_MATERIAL FOR THE TASK_

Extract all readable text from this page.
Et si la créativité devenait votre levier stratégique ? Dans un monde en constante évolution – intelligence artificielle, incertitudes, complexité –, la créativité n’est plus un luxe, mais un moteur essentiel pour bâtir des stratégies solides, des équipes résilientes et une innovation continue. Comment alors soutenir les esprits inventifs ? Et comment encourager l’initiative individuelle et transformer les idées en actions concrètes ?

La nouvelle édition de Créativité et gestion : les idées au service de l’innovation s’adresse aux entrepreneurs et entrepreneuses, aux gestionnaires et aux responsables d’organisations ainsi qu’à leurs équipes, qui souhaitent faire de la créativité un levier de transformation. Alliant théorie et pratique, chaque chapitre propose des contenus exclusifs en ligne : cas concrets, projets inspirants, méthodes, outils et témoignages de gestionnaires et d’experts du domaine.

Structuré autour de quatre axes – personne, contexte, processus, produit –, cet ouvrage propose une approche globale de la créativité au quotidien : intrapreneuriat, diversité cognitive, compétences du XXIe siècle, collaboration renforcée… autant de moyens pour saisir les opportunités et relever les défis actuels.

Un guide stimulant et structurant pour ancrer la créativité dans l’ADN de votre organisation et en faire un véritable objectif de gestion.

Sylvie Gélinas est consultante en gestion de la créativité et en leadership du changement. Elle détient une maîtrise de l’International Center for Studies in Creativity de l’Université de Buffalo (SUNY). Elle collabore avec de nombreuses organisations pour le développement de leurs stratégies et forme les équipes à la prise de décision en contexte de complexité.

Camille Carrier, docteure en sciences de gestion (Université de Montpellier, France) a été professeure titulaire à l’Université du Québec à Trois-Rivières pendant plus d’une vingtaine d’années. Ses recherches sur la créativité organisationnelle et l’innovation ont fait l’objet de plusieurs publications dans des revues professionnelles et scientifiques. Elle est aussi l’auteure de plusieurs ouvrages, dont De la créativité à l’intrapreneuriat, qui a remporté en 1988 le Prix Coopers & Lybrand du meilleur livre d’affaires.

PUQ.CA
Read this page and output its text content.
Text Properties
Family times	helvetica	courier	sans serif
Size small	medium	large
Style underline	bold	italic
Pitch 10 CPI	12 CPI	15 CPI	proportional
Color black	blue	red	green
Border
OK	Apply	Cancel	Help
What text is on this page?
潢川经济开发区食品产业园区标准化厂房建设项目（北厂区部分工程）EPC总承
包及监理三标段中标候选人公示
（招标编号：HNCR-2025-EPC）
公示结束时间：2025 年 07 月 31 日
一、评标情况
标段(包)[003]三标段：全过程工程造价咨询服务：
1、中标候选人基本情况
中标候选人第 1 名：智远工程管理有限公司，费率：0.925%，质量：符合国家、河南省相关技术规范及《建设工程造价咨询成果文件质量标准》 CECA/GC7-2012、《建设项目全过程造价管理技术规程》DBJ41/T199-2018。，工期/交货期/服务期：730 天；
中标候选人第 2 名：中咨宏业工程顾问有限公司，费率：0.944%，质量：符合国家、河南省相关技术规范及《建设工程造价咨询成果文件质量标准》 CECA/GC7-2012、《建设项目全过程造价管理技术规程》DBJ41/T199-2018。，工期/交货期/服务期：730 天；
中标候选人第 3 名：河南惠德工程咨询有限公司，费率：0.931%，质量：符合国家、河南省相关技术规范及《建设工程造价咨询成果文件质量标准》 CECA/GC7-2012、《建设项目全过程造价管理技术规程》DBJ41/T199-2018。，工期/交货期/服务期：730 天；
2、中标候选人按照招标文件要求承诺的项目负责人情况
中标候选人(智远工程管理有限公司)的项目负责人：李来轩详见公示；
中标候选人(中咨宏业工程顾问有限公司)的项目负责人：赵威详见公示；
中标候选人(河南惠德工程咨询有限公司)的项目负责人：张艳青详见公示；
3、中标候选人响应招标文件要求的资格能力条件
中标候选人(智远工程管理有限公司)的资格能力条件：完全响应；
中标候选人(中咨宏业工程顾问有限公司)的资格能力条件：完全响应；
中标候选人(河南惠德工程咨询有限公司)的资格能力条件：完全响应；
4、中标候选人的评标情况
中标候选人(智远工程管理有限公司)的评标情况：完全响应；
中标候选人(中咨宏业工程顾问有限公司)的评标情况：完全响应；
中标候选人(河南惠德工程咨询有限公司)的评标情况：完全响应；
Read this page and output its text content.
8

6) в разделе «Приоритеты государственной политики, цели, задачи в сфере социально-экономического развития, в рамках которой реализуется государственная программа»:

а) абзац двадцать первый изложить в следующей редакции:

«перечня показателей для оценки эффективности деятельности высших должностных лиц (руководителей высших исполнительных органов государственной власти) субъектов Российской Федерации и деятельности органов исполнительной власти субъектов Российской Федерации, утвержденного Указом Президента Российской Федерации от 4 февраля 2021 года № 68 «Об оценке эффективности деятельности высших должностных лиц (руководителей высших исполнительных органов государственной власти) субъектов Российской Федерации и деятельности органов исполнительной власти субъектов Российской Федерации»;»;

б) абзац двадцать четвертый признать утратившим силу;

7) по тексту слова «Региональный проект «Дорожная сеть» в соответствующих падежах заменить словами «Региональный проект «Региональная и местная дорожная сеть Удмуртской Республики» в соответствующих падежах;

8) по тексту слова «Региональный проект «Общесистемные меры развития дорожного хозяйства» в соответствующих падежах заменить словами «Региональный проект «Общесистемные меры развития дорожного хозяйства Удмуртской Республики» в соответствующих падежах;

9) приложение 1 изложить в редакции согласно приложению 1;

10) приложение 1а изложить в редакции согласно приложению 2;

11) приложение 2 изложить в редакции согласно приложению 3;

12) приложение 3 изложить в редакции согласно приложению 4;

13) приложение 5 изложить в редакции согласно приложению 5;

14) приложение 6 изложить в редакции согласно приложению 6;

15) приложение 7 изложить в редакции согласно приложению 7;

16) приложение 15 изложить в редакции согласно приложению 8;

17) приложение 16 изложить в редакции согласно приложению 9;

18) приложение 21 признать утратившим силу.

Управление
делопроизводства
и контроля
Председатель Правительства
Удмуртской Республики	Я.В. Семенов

_DIRECTIONS_
Pull out each line holding the string "organisations".

_ANSWER IN FULL_
La nouvelle édition de Créativité et gestion : les idées au service de l’innovation s’adresse aux entrepreneurs et entrepreneuses, aux gestionnaires et aux responsables d’organisations ainsi qu’à leurs équipes, qui souhaitent faire de la créativité un levier de transformation. Alliant théorie et pratique, chaque chapitre propose des contenus exclusifs en ligne : cas concrets, projets inspirants, méthodes, outils et témoignages de gestionnaires et d’experts du domaine.
Sylvie Gélinas est consultante en gestion de la créativité et en leadership du changement. Elle détient une maîtrise de l’International Center for Studies in Creativity de l’Université de Buffalo (SUNY). Elle collabore avec de nombreuses organisations pour le développement de leurs stratégies et forme les équipes à la prise de décision en contexte de complexité.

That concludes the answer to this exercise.